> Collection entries
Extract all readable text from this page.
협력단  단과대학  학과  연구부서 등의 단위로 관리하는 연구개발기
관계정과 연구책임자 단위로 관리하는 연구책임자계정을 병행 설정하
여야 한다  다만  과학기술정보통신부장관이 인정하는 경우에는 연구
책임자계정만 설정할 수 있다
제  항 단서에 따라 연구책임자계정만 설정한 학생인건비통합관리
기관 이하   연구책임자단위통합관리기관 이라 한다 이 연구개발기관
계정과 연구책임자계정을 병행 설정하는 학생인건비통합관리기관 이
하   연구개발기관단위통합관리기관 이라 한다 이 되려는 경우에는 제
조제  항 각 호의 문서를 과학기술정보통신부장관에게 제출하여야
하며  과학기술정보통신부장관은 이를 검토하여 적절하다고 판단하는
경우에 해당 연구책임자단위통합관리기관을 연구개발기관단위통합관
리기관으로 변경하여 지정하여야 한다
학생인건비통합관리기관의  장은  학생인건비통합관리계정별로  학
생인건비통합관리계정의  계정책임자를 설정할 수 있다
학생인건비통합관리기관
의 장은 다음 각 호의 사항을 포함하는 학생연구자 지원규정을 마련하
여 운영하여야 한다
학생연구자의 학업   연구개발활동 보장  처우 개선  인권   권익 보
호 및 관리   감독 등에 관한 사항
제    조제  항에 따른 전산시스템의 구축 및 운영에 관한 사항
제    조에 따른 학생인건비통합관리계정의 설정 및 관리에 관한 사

==

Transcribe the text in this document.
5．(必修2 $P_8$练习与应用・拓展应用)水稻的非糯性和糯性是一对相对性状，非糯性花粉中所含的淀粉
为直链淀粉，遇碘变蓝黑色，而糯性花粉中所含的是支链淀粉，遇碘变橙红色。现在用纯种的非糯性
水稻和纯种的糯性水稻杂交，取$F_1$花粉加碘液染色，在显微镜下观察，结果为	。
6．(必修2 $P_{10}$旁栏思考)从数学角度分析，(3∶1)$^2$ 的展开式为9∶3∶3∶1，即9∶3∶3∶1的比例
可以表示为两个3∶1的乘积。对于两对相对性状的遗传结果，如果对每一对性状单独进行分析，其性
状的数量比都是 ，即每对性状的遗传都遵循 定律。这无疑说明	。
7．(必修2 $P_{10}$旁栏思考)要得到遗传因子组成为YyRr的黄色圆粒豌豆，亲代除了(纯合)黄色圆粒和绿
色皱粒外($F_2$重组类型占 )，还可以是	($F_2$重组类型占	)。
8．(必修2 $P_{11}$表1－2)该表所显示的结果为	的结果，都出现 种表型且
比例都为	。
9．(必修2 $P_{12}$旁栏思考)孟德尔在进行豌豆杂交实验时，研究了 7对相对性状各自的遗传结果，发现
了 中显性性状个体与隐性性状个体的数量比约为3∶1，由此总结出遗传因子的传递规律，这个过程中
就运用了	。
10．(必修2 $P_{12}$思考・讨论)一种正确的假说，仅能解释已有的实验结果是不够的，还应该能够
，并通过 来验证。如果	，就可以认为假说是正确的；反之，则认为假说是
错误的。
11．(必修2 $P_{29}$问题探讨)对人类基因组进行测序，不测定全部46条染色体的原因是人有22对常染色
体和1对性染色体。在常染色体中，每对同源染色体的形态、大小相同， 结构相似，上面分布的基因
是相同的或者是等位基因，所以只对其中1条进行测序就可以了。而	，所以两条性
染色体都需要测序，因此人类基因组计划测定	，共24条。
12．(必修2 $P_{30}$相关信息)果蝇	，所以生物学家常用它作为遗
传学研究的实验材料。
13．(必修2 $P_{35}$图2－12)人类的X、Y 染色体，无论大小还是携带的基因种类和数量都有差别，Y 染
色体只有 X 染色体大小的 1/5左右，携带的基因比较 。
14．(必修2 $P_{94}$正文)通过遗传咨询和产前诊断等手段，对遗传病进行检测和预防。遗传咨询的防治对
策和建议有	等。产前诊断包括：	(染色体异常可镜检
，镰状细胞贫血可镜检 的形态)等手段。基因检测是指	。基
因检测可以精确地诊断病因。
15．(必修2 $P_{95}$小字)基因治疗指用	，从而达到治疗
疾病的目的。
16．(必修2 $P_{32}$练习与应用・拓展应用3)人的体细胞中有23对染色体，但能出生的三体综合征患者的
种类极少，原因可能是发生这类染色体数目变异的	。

...

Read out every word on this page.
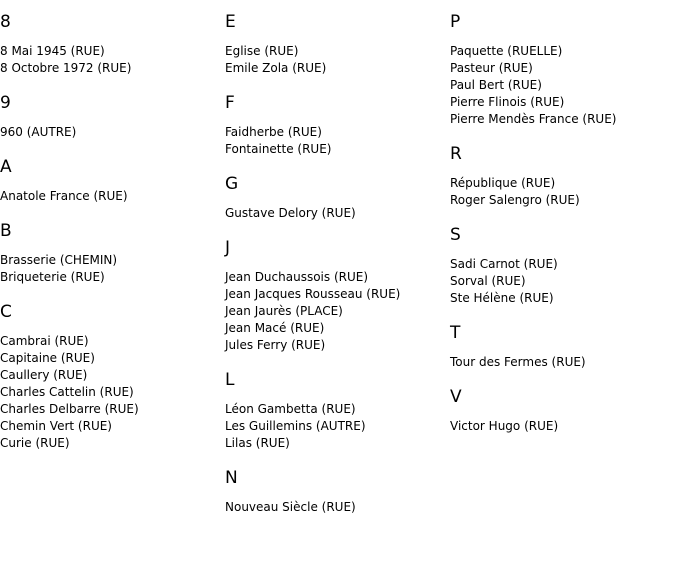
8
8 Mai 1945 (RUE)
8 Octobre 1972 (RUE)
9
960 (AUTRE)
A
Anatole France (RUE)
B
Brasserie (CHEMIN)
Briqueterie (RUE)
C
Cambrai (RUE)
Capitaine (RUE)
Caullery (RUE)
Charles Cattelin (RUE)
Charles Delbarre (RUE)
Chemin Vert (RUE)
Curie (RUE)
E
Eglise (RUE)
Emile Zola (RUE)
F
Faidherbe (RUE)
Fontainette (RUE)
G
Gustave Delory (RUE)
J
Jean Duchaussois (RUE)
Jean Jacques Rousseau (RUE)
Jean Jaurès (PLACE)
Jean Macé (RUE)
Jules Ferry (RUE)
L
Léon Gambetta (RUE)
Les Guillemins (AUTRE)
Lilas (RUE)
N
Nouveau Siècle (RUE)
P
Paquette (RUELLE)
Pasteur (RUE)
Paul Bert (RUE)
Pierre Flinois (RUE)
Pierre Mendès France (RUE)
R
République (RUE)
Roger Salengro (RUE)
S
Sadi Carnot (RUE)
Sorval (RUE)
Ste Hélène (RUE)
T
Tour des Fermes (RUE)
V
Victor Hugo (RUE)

> Written task
Of the lines above, how many include the word "this"? Reply with the number only.

> The response
3